>> BEGIN Listed entries

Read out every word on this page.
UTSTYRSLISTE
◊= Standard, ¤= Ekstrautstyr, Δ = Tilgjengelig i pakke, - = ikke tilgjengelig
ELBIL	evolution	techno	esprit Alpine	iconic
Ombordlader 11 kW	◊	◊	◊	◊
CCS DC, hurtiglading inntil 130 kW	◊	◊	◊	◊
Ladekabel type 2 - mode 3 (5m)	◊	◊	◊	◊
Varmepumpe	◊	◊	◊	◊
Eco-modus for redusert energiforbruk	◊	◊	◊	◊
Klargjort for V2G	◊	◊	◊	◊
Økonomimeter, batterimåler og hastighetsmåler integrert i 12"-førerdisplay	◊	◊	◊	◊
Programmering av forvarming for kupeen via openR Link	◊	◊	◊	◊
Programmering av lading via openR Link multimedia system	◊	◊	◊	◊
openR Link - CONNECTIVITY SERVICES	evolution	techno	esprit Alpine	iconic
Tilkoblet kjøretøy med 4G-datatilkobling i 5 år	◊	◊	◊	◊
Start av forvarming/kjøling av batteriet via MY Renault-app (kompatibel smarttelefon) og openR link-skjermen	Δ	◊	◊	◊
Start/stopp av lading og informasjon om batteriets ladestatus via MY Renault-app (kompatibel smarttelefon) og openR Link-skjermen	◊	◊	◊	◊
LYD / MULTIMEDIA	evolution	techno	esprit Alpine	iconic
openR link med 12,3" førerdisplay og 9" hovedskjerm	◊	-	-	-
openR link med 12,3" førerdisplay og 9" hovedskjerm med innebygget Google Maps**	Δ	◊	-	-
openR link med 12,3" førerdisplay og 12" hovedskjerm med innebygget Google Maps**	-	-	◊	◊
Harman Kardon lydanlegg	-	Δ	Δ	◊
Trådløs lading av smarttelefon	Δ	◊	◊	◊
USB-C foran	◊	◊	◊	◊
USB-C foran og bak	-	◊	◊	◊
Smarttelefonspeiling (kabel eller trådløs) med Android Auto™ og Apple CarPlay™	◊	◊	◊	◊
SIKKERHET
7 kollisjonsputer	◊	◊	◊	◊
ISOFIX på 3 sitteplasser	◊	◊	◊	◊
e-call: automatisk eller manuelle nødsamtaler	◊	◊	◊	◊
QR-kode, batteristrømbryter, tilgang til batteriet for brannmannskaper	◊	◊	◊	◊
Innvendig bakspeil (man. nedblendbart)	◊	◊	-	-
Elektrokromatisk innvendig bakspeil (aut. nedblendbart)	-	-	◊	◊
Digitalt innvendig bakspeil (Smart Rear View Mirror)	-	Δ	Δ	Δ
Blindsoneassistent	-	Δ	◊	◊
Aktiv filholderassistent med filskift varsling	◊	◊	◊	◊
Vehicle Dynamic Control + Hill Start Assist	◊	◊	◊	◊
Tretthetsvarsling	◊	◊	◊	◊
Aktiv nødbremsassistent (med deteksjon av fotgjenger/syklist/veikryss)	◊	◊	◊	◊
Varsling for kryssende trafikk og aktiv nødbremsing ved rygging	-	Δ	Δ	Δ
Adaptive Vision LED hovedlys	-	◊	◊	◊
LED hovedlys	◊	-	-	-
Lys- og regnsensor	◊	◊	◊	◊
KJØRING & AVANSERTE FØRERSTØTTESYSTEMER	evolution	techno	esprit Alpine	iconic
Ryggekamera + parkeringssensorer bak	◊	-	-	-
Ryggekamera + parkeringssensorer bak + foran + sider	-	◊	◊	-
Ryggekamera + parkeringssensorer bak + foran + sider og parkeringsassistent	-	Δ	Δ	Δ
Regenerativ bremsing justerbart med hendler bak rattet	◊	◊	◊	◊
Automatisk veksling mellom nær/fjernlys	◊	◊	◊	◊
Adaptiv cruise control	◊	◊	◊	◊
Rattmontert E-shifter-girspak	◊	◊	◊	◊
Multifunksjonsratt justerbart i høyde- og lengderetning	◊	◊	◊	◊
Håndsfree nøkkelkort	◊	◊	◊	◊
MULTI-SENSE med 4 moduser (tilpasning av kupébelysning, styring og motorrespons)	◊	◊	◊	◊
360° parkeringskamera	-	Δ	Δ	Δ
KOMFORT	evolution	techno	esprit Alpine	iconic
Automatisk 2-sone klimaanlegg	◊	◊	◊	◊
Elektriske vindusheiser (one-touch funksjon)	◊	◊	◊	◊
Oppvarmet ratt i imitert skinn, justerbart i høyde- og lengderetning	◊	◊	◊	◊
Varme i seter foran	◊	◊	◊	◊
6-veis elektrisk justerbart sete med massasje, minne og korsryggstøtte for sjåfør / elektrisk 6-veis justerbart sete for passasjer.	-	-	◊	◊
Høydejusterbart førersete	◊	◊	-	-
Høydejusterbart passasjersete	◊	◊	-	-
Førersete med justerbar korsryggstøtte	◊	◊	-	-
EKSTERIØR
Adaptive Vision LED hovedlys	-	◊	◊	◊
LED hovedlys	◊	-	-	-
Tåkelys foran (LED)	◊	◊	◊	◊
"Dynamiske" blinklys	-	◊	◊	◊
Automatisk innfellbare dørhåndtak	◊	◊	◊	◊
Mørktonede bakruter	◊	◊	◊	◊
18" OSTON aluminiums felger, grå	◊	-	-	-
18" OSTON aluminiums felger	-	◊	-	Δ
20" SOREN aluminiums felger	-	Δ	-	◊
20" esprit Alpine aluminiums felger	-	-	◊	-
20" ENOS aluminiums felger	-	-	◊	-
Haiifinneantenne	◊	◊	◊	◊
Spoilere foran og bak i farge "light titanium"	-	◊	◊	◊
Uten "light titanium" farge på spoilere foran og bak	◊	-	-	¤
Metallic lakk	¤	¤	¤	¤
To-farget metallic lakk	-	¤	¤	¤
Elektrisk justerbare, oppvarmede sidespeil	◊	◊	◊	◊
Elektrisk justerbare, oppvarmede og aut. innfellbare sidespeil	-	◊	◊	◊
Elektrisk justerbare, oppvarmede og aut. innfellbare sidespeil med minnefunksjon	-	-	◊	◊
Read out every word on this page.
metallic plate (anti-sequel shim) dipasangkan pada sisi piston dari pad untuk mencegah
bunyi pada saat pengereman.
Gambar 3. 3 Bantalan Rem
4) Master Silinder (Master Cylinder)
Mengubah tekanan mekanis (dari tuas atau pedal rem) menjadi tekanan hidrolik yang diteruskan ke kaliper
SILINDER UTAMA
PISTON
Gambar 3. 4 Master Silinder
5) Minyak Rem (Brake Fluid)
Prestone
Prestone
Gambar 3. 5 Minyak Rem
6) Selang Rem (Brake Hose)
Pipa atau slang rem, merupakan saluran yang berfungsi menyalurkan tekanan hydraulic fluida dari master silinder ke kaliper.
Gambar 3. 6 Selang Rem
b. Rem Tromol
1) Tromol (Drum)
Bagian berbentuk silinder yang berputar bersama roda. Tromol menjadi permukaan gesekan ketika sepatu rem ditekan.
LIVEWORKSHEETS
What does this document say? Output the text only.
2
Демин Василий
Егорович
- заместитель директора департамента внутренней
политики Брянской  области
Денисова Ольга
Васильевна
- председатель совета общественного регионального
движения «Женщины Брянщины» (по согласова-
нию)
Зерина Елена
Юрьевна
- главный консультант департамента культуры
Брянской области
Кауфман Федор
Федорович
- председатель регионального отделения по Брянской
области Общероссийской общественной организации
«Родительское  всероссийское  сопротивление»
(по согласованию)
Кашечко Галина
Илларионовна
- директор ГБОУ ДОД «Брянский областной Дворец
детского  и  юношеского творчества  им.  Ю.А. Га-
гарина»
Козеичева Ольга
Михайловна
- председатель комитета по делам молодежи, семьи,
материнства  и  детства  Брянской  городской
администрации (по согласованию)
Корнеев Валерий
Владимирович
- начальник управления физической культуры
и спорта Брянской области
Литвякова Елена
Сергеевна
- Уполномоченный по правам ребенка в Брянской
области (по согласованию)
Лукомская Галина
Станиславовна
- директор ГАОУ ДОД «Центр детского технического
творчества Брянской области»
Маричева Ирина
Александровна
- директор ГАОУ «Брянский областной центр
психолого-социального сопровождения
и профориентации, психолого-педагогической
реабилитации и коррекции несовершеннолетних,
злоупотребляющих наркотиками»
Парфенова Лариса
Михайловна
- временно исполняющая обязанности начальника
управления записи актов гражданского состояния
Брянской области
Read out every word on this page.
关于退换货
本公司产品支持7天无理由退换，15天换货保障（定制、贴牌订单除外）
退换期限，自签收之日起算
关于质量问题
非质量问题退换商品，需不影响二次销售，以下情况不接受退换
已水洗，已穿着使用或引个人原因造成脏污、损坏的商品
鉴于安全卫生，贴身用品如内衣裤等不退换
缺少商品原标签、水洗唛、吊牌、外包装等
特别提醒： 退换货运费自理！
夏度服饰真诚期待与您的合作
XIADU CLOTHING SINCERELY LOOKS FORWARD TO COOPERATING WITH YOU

>> END Listed entries

§ Brief:
Repeat exactly the lines from the line containing "What does this" through the end of the listing above; both boundary lines are part of the output.

§ Complete output:
What does this document say? Output the text only.
2
Демин Василий
Егорович
- заместитель директора департамента внутренней
политики Брянской  области
Денисова Ольга
Васильевна
- председатель совета общественного регионального
движения «Женщины Брянщины» (по согласова-
нию)
Зерина Елена
Юрьевна
- главный консультант департамента культуры
Брянской области
Кауфман Федор
Федорович
- председатель регионального отделения по Брянской
области Общероссийской общественной организации
«Родительское  всероссийское  сопротивление»
(по согласованию)
Кашечко Галина
Илларионовна
- директор ГБОУ ДОД «Брянский областной Дворец
детского  и  юношеского творчества  им.  Ю.А. Га-
гарина»
Козеичева Ольга
Михайловна
- председатель комитета по делам молодежи, семьи,
материнства  и  детства  Брянской  городской
администрации (по согласованию)
Корнеев Валерий
Владимирович
- начальник управления физической культуры
и спорта Брянской области
Литвякова Елена
Сергеевна
- Уполномоченный по правам ребенка в Брянской
области (по согласованию)
Лукомская Галина
Станиславовна
- директор ГАОУ ДОД «Центр детского технического
творчества Брянской области»
Маричева Ирина
Александровна
- директор ГАОУ «Брянский областной центр
психолого-социального сопровождения
и профориентации, психолого-педагогической
реабилитации и коррекции несовершеннолетних,
злоупотребляющих наркотиками»
Парфенова Лариса
Михайловна
- временно исполняющая обязанности начальника
управления записи актов гражданского состояния
Брянской области
Read out every word on this page.
关于退换货
本公司产品支持7天无理由退换，15天换货保障（定制、贴牌订单除外）
退换期限，自签收之日起算
关于质量问题
非质量问题退换商品，需不影响二次销售，以下情况不接受退换
已水洗，已穿着使用或引个人原因造成脏污、损坏的商品
鉴于安全卫生，贴身用品如内衣裤等不退换
缺少商品原标签、水洗唛、吊牌、外包装等
特别提醒： 退换货运费自理！
夏度服饰真诚期待与您的合作
XIADU CLOTHING SINCERELY LOOKS FORWARD TO COOPERATING WITH YOU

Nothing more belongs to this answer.